Exercise details – List all lines in the material below that contain "document".

Dataset excerpts –
(begin)
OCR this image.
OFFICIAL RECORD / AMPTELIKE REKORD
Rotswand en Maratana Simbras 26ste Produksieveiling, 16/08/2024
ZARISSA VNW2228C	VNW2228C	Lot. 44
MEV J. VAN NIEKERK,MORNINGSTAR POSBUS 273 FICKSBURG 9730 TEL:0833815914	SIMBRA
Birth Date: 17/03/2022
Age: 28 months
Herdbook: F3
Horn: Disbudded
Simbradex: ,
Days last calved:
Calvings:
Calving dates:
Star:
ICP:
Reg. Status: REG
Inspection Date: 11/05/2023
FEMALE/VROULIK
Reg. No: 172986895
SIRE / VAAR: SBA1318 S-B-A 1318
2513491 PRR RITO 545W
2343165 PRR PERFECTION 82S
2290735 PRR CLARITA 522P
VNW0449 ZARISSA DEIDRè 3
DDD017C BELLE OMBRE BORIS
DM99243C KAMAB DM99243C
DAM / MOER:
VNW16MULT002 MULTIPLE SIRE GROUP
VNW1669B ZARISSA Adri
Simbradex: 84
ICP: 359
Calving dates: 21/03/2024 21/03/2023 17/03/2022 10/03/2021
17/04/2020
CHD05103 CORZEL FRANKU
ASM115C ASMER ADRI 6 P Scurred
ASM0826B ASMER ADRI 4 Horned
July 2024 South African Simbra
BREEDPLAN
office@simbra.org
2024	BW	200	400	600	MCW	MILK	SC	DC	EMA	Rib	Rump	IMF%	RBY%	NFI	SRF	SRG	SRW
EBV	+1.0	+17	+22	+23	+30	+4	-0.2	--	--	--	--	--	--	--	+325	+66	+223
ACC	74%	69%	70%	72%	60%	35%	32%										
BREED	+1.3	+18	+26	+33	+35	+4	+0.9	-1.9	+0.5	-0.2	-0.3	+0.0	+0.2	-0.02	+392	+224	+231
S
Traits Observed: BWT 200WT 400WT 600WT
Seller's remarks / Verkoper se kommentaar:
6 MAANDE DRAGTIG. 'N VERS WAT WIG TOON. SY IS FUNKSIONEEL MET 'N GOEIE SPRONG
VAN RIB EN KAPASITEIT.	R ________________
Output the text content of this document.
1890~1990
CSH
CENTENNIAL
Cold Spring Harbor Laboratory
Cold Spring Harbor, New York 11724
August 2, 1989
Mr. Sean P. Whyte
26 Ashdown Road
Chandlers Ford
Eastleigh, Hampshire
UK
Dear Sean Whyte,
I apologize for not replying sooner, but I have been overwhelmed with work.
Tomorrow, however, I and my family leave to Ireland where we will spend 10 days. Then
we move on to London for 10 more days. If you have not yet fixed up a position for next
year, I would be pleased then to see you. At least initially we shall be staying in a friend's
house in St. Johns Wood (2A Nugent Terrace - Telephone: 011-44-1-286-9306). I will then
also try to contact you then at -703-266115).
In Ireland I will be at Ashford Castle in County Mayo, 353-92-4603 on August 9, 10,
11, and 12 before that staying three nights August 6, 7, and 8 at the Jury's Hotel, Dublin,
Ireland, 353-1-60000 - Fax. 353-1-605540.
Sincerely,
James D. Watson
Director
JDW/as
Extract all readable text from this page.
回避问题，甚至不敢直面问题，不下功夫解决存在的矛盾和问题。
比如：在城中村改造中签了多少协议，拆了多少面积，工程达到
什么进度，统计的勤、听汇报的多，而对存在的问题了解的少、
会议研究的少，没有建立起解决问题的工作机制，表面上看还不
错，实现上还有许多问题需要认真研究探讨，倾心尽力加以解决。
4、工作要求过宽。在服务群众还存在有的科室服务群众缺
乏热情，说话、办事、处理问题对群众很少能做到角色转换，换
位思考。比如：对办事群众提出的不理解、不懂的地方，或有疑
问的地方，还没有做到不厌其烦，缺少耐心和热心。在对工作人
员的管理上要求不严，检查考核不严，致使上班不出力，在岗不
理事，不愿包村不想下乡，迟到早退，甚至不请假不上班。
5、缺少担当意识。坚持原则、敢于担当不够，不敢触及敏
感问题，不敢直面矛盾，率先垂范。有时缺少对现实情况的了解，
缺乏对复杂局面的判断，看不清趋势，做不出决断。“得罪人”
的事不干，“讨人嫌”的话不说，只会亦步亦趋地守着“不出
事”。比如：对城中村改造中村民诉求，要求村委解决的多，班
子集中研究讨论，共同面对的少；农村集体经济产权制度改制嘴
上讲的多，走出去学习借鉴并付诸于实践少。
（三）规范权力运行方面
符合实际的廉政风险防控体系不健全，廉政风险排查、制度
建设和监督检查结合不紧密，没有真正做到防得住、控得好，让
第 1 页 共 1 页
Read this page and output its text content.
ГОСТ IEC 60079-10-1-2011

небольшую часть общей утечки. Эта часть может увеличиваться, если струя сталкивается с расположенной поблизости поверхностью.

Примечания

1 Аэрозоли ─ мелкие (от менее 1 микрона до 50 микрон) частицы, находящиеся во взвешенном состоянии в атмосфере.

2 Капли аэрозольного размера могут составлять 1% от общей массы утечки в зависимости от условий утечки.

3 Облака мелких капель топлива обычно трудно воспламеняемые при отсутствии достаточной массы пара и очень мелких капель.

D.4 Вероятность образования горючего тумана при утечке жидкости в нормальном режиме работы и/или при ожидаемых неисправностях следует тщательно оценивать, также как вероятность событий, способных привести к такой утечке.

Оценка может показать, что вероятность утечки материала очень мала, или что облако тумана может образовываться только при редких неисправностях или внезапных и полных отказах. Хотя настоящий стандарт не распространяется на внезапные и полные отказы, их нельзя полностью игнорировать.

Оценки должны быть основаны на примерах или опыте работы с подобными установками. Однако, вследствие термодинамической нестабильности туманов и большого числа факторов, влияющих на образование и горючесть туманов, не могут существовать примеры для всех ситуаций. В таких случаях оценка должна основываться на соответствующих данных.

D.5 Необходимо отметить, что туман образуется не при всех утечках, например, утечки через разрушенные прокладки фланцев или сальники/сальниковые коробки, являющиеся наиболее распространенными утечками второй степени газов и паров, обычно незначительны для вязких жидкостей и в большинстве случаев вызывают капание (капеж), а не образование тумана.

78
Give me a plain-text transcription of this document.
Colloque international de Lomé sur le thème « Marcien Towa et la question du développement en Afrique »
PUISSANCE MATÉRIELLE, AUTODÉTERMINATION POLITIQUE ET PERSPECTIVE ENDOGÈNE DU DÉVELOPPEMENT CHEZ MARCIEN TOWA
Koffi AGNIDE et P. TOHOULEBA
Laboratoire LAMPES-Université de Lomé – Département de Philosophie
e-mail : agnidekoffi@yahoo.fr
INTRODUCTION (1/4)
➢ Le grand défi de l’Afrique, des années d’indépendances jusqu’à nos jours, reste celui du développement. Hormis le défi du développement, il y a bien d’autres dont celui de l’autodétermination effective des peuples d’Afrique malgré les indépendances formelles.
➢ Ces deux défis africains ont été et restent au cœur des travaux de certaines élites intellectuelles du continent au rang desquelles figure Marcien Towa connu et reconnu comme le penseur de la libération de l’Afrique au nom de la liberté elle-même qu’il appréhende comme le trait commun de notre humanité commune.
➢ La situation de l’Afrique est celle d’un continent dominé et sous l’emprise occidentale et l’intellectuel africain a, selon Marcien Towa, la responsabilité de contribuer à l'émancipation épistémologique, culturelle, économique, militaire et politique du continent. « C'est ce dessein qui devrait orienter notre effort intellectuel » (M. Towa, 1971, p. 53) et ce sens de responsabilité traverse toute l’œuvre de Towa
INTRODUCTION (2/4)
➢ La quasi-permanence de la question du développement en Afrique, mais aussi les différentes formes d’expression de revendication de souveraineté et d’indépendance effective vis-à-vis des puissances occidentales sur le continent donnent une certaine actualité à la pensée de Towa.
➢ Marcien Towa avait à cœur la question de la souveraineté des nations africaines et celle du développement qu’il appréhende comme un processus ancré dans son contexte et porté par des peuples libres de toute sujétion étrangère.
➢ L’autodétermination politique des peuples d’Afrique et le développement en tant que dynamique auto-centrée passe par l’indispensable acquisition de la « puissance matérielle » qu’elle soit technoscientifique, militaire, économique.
(end)
Solution –
Output the text content of this document.
Give me a plain-text transcription of this document.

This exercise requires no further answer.